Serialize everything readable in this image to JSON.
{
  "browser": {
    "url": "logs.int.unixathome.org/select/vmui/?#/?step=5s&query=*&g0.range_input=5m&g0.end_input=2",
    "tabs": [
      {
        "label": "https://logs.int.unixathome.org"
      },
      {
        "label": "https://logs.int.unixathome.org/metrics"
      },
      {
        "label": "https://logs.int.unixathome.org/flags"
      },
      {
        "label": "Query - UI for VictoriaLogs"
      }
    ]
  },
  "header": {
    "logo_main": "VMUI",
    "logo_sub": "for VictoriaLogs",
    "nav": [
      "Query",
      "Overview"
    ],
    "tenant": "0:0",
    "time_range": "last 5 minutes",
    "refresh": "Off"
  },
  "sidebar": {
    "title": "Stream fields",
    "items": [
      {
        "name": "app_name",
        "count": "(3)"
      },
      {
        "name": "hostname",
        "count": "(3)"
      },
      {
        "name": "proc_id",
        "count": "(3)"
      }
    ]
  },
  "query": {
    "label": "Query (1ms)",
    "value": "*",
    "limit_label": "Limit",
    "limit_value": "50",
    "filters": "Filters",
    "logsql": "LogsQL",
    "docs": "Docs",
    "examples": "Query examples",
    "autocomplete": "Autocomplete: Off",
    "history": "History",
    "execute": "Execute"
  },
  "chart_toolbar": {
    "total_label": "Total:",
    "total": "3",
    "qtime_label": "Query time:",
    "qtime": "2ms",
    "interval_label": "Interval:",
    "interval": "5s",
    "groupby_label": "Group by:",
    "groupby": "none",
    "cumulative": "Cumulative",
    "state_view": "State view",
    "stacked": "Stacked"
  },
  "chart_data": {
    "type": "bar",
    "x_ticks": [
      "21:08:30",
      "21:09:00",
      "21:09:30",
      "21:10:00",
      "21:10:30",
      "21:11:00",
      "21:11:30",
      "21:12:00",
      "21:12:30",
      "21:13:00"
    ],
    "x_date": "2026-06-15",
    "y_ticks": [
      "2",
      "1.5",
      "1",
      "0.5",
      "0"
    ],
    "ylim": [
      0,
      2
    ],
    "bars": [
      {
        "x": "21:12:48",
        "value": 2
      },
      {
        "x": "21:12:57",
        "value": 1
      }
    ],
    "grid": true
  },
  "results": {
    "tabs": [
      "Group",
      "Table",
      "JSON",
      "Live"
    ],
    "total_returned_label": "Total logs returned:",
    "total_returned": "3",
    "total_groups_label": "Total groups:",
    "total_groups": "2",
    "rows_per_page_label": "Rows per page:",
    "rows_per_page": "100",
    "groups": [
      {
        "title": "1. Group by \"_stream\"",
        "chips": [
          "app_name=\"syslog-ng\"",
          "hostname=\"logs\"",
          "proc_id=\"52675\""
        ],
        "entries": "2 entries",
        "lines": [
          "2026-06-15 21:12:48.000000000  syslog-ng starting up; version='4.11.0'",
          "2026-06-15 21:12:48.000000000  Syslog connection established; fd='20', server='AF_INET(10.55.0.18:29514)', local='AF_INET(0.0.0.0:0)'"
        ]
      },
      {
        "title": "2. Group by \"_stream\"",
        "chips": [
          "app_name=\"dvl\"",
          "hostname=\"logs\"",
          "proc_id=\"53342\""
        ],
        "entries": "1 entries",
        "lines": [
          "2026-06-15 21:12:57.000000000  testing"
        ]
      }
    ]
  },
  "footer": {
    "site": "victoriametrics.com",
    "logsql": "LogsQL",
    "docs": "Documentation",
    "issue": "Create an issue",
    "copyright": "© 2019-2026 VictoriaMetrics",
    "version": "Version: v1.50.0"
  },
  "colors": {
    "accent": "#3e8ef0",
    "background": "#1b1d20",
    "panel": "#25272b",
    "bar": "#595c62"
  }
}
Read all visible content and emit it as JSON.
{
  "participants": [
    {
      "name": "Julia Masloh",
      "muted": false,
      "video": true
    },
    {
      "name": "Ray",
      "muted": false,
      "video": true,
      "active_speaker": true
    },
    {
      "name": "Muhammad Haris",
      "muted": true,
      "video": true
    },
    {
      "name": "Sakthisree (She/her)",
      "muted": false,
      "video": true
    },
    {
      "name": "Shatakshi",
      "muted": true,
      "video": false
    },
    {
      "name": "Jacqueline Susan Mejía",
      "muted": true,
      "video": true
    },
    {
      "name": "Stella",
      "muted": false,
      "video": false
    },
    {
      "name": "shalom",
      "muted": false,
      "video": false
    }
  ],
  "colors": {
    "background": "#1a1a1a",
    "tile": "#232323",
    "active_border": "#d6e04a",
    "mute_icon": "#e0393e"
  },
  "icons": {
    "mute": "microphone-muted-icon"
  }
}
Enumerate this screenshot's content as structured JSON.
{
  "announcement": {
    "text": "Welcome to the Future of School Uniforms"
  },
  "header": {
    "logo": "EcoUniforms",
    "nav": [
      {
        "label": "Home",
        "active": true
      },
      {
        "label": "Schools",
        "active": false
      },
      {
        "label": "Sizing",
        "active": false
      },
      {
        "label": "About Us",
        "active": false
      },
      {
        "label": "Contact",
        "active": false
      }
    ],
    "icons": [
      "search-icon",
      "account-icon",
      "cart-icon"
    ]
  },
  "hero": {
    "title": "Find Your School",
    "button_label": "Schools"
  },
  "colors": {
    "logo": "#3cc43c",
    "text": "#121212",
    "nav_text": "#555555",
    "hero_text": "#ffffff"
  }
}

--- STATED EXERCISE ---
Set down all of the entries exactly, please.

--- TASK OUTPUT ---
Serialize everything readable in this image to JSON.
{
  "browser": {
    "url": "logs.int.unixathome.org/select/vmui/?#/?step=5s&query=*&g0.range_input=5m&g0.end_input=2",
    "tabs": [
      {
        "label": "https://logs.int.unixathome.org"
      },
      {
        "label": "https://logs.int.unixathome.org/metrics"
      },
      {
        "label": "https://logs.int.unixathome.org/flags"
      },
      {
        "label": "Query - UI for VictoriaLogs"
      }
    ]
  },
  "header": {
    "logo_main": "VMUI",
    "logo_sub": "for VictoriaLogs",
    "nav": [
      "Query",
      "Overview"
    ],
    "tenant": "0:0",
    "time_range": "last 5 minutes",
    "refresh": "Off"
  },
  "sidebar": {
    "title": "Stream fields",
    "items": [
      {
        "name": "app_name",
        "count": "(3)"
      },
      {
        "name": "hostname",
        "count": "(3)"
      },
      {
        "name": "proc_id",
        "count": "(3)"
      }
    ]
  },
  "query": {
    "label": "Query (1ms)",
    "value": "*",
    "limit_label": "Limit",
    "limit_value": "50",
    "filters": "Filters",
    "logsql": "LogsQL",
    "docs": "Docs",
    "examples": "Query examples",
    "autocomplete": "Autocomplete: Off",
    "history": "History",
    "execute": "Execute"
  },
  "chart_toolbar": {
    "total_label": "Total:",
    "total": "3",
    "qtime_label": "Query time:",
    "qtime": "2ms",
    "interval_label": "Interval:",
    "interval": "5s",
    "groupby_label": "Group by:",
    "groupby": "none",
    "cumulative": "Cumulative",
    "state_view": "State view",
    "stacked": "Stacked"
  },
  "chart_data": {
    "type": "bar",
    "x_ticks": [
      "21:08:30",
      "21:09:00",
      "21:09:30",
      "21:10:00",
      "21:10:30",
      "21:11:00",
      "21:11:30",
      "21:12:00",
      "21:12:30",
      "21:13:00"
    ],
    "x_date": "2026-06-15",
    "y_ticks": [
      "2",
      "1.5",
      "1",
      "0.5",
      "0"
    ],
    "ylim": [
      0,
      2
    ],
    "bars": [
      {
        "x": "21:12:48",
        "value": 2
      },
      {
        "x": "21:12:57",
        "value": 1
      }
    ],
    "grid": true
  },
  "results": {
    "tabs": [
      "Group",
      "Table",
      "JSON",
      "Live"
    ],
    "total_returned_label": "Total logs returned:",
    "total_returned": "3",
    "total_groups_label": "Total groups:",
    "total_groups": "2",
    "rows_per_page_label": "Rows per page:",
    "rows_per_page": "100",
    "groups": [
      {
        "title": "1. Group by \"_stream\"",
        "chips": [
          "app_name=\"syslog-ng\"",
          "hostname=\"logs\"",
          "proc_id=\"52675\""
        ],
        "entries": "2 entries",
        "lines": [
          "2026-06-15 21:12:48.000000000  syslog-ng starting up; version='4.11.0'",
          "2026-06-15 21:12:48.000000000  Syslog connection established; fd='20', server='AF_INET(10.55.0.18:29514)', local='AF_INET(0.0.0.0:0)'"
        ]
      },
      {
        "title": "2. Group by \"_stream\"",
        "chips": [
          "app_name=\"dvl\"",
          "hostname=\"logs\"",
          "proc_id=\"53342\""
        ],
        "entries": "1 entries",
        "lines": [
          "2026-06-15 21:12:57.000000000  testing"
        ]
      }
    ]
  },
  "footer": {
    "site": "victoriametrics.com",
    "logsql": "LogsQL",
    "docs": "Documentation",
    "issue": "Create an issue",
    "copyright": "© 2019-2026 VictoriaMetrics",
    "version": "Version: v1.50.0"
  },
  "colors": {
    "accent": "#3e8ef0",
    "background": "#1b1d20",
    "panel": "#25272b",
    "bar": "#595c62"
  }
}
Read all visible content and emit it as JSON.
{
  "participants": [
    {
      "name": "Julia Masloh",
      "muted": false,
      "video": true
    },
    {
      "name": "Ray",
      "muted": false,
      "video": true,
      "active_speaker": true
    },
    {
      "name": "Muhammad Haris",
      "muted": true,
      "video": true
    },
    {
      "name": "Sakthisree (She/her)",
      "muted": false,
      "video": true
    },
    {
      "name": "Shatakshi",
      "muted": true,
      "video": false
    },
    {
      "name": "Jacqueline Susan Mejía",
      "muted": true,
      "video": true
    },
    {
      "name": "Stella",
      "muted": false,
      "video": false
    },
    {
      "name": "shalom",
      "muted": false,
      "video": false
    }
  ],
  "colors": {
    "background": "#1a1a1a",
    "tile": "#232323",
    "active_border": "#d6e04a",
    "mute_icon": "#e0393e"
  },
  "icons": {
    "mute": "microphone-muted-icon"
  }
}
Enumerate this screenshot's content as structured JSON.
{
  "announcement": {
    "text": "Welcome to the Future of School Uniforms"
  },
  "header": {
    "logo": "EcoUniforms",
    "nav": [
      {
        "label": "Home",
        "active": true
      },
      {
        "label": "Schools",
        "active": false
      },
      {
        "label": "Sizing",
        "active": false
      },
      {
        "label": "About Us",
        "active": false
      },
      {
        "label": "Contact",
        "active": false
      }
    ],
    "icons": [
      "search-icon",
      "account-icon",
      "cart-icon"
    ]
  },
  "hero": {
    "title": "Find Your School",
    "button_label": "Schools"
  },
  "colors": {
    "logo": "#3cc43c",
    "text": "#121212",
    "nav_text": "#555555",
    "hero_text": "#ffffff"
  }
}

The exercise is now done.